■前編のまとめ

国民年金基金は利用すべきではない。国民年金基金は不利な制度であるばかりか、確定拠出年金(DC)の利用可能枠が減ってしまう。

(中編)では確定拠出年金(DC)がいかに有利か検討してみようと思います。


■確定拠出年金(DC)はトリプルでお得

非常にお得な制度なので、私はこの制度を理解した時にうれしかったです。

トリプルでお得です。

【お得①】掛け金が控除の対象になる

これは高所得者ほどお得です。低所得者や専業主婦で、所得税、住民税を支払っておられない方はこのメリットは享受できません。

【お得②】運用で得られる利子、配当、売買益が非課税になる

これは非常に大きいです。

【お得③】受け取るときも有利

一時金としてまとめて受け取ると「退職所得控除」が適用され、税制上有利。一時金から勤続年数に応じて決まる退職者特別控除額を差し引いた金額を2分の1にした「退職所得」に対して課税される。「退職所得」は、その年の所得と合算しなくてもいいので、さらに有利。

年金形式で何年かにわたって受け取ると、「公的年金等控除」が適用され、こちらも有利。

一部を一時金として受け取り、残りを年金方式で受け取ることも可能。


■いくらぐらい得になるかシュミレーションしてみましょう

SBI証券の「節税メリット試算」を利用してみます。

シュミレーション1)平均的な日本人
現在の年齢44歳、課税所得700万円、毎月の掛け金68000円、予想利回り5%
→【お得①】5581440円 【お得②】1495696円 【お得③】ケースバイケース
平均的な日本人でもお得①+お得②で708万円お得です。

シュミレーション2)高収入の人
現在の年齢44歳、課税所得2500万円、毎月の掛け金68000円、予想利回り5%
→【お得①】9302400円 【お得②】1495696円 【お得③】ケースバイケース
高収入の場合、お得①+お得②で1080万円お得です。年収が2500万円以上になってもお得な金額は同額です。

シュミレーション3)高収入だが、運用が苦手な人
現在の年齢44歳、課税所得2500万円、毎月の掛け金68000円、予想利回り1%
→【お得①】7082880円 【お得②】213036円 【お得③】ケースバイケース
たとえ運用が下手でもお得①+お得②で730万円お得です。

シュミレーション4)低収入かつ運用が苦手な人
現在の年齢44歳、課税所得200万円、毎月の掛け金68000円、予想利回り0%
→【お得①】3672000円 【お得②】0円 【お得③】ケースバイケース
低所得かつ運用がうまくいかないという悲惨なケースでも、367万円お得なようです。
低収入だと毎月68000円もの掛け金はむずかしいかもしれませんが、老後が視野に入ってきて貯金が十分になければ、できるだけ多くの掛け金にすべきです。

いずれにしろ、ずいぶんとお得な制度です。


■確定拠出年金(DC)の弱点、適さない人はいるか

上記のように確定拠出年金(DC)は非常に有利な制度です。最大の弱点は60歳まで引き出せないという点です。

私は44歳で、60歳というのは遠い将来の話ではありません。

ですが、20歳の方にとっては60歳も、80歳、100歳も現実感のない未来の話でしょう。仕事もどうなっているか分からないでしょうし、結婚も子供も住宅ローンもどうなっているか分からないでしょう。

日本人は子育てが終わるまではキャッシュフローがマイナスで、子育て、住宅ローンが終わってから、老後の資産を貯めるというパターンが典型的と思います。

キャッシュフローがプラスになってから、可能な限り確定拠出年金(DC)を利用するのがいいと思います。さらに余裕があればNISA。さらに余裕があれば、普通の投資がいいと思います。

• [作業の指示]
次の1.〜3.の記述が確定拠出年金についての本文と合っているかを、それぞれ「はい」か「いいえ」で答え、判断の決め手となる本文の語句を引用せよ。
1. 所得税や住民税を払っていない専業主婦でも、掛け金が控除の対象になるメリットを受けられる。
2. 確定拠出年金の最大の弱点は、60歳まで引き出せない点である。
3. 一部を一時金で受け取り、残りを年金方式で受け取ることができる。

• [一覧の抜粋]

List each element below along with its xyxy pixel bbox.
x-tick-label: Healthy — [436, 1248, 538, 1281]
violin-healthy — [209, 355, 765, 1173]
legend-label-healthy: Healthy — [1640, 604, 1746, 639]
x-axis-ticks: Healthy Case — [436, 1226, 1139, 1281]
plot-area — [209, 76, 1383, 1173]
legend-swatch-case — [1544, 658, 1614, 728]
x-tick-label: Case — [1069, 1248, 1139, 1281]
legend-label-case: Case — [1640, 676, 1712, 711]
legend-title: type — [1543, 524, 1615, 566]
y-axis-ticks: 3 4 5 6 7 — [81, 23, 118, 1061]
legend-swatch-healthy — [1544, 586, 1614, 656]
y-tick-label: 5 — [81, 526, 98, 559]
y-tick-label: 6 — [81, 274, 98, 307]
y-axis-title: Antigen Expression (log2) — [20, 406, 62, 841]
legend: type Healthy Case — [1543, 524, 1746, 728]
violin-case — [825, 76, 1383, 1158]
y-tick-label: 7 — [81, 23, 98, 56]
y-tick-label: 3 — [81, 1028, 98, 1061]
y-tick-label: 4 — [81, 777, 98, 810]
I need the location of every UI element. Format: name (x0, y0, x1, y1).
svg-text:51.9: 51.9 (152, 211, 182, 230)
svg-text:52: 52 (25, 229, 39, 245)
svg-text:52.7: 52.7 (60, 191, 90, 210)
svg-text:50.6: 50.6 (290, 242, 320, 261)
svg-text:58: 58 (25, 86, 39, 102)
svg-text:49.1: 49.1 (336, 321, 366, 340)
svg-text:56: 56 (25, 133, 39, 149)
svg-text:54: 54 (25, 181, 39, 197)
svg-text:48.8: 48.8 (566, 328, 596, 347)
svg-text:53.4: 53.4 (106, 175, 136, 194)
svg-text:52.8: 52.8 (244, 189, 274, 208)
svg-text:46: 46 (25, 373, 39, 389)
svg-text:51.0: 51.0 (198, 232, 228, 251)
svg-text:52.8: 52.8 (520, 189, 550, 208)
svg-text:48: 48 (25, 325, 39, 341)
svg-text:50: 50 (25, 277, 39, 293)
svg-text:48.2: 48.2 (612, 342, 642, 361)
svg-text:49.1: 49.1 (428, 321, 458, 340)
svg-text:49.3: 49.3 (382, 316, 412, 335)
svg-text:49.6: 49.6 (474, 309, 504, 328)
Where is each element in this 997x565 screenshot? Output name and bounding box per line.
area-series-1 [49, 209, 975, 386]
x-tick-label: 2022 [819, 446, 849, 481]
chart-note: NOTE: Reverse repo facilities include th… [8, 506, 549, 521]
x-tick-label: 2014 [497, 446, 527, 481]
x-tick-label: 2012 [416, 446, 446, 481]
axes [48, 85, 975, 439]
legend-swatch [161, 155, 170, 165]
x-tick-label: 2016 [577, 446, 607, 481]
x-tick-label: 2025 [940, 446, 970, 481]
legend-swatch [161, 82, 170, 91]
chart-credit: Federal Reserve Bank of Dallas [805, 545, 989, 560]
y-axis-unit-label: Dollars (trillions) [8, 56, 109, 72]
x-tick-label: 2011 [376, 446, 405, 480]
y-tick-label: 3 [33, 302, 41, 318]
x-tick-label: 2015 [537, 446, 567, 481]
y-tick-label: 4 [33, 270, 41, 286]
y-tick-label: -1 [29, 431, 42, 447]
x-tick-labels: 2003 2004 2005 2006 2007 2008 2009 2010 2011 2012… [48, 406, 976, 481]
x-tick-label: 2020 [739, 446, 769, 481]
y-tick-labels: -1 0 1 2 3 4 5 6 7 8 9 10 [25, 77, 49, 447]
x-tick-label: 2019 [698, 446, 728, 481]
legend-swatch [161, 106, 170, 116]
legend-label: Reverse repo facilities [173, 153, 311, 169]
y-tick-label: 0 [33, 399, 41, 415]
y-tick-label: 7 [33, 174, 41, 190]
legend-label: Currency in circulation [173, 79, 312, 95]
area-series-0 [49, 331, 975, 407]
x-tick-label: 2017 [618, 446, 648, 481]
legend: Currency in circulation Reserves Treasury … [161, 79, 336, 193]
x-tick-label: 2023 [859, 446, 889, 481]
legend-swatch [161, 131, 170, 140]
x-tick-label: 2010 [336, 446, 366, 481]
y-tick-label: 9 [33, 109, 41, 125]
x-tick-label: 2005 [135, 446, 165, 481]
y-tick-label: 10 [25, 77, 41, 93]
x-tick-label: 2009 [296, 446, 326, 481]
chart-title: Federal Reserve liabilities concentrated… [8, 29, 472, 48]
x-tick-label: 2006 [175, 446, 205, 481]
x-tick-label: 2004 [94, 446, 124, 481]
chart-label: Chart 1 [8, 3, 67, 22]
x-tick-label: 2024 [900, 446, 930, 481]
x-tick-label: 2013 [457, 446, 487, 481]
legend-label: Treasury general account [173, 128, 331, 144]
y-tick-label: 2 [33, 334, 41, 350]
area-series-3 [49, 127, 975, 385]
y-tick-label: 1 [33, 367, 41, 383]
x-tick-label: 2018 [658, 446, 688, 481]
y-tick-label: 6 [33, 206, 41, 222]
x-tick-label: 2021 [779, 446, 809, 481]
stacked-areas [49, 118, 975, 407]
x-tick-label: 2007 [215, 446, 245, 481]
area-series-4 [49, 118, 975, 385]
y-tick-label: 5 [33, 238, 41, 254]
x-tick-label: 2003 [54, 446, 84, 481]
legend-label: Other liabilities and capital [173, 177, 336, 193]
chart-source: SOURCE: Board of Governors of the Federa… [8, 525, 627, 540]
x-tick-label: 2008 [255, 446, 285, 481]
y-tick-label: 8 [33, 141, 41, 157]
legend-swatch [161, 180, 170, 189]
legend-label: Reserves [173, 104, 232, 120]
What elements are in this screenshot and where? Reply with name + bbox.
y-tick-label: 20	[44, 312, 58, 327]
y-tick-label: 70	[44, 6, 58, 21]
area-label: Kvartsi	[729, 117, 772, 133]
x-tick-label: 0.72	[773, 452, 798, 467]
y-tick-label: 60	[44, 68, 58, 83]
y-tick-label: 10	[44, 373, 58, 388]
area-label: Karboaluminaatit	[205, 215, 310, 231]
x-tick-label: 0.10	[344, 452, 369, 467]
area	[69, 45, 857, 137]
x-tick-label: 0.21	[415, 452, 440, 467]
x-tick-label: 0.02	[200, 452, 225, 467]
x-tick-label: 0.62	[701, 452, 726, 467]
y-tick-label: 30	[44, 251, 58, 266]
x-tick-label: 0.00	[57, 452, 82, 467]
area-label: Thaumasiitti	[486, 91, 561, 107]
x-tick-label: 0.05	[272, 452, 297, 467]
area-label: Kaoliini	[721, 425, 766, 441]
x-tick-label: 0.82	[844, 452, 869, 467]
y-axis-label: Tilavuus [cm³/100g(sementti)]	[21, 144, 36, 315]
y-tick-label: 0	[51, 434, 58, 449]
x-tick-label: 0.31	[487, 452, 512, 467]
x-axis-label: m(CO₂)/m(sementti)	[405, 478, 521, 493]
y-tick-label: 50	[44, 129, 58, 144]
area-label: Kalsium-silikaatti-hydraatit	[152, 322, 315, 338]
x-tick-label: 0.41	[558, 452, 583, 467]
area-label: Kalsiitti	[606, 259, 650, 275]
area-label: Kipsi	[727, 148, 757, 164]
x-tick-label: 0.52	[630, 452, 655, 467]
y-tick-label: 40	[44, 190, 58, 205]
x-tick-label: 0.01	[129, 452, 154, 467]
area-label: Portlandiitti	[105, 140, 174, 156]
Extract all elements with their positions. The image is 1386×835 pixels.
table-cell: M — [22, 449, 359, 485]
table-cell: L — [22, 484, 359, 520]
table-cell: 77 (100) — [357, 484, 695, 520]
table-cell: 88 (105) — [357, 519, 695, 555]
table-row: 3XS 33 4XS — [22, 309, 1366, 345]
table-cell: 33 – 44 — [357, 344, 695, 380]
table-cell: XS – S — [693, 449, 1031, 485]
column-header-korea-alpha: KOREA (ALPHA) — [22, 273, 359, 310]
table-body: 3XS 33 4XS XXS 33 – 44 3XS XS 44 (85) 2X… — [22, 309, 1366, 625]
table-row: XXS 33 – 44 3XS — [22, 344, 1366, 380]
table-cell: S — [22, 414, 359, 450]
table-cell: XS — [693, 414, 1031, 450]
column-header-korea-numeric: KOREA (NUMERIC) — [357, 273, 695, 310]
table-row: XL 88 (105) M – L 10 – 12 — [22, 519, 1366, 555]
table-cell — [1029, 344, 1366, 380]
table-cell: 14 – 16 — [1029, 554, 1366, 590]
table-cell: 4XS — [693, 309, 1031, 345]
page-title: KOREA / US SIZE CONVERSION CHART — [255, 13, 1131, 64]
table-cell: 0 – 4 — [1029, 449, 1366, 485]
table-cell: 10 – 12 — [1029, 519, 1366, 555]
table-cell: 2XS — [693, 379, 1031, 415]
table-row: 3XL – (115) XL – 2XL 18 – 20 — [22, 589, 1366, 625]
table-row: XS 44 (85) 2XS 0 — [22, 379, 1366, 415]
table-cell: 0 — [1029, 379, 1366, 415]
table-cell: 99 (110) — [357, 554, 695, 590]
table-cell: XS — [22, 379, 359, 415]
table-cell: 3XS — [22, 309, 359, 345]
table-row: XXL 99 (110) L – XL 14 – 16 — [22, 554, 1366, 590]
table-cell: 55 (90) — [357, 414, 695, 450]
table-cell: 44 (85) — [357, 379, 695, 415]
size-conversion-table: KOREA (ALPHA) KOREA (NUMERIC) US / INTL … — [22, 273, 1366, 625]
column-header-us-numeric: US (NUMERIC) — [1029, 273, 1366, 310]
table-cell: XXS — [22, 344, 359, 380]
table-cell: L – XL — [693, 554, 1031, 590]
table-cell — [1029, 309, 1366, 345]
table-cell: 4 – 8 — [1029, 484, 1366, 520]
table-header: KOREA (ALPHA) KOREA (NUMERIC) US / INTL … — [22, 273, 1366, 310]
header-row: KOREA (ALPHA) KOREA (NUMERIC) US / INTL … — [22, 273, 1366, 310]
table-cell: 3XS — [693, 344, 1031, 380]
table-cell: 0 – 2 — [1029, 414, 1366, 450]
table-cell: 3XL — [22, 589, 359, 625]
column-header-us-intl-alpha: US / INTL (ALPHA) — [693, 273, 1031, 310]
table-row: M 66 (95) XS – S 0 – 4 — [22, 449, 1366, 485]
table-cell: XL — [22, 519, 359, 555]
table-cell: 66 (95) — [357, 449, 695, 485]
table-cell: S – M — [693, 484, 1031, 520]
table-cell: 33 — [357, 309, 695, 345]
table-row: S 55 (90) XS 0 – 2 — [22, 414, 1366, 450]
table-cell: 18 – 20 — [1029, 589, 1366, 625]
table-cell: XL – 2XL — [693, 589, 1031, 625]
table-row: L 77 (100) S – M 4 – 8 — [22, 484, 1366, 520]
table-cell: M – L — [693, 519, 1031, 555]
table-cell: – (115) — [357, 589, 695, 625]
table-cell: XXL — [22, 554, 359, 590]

• [解答]
1. いいえ。「低所得者や専業主婦で、所得税、住民税を支払っておられない方はこのメリットは享受できません。」
2. はい。「最大の弱点は60歳まで引き出せないという点です。」
3. はい。「一部を一時金として受け取り、残りを年金方式で受け取ることも可能。」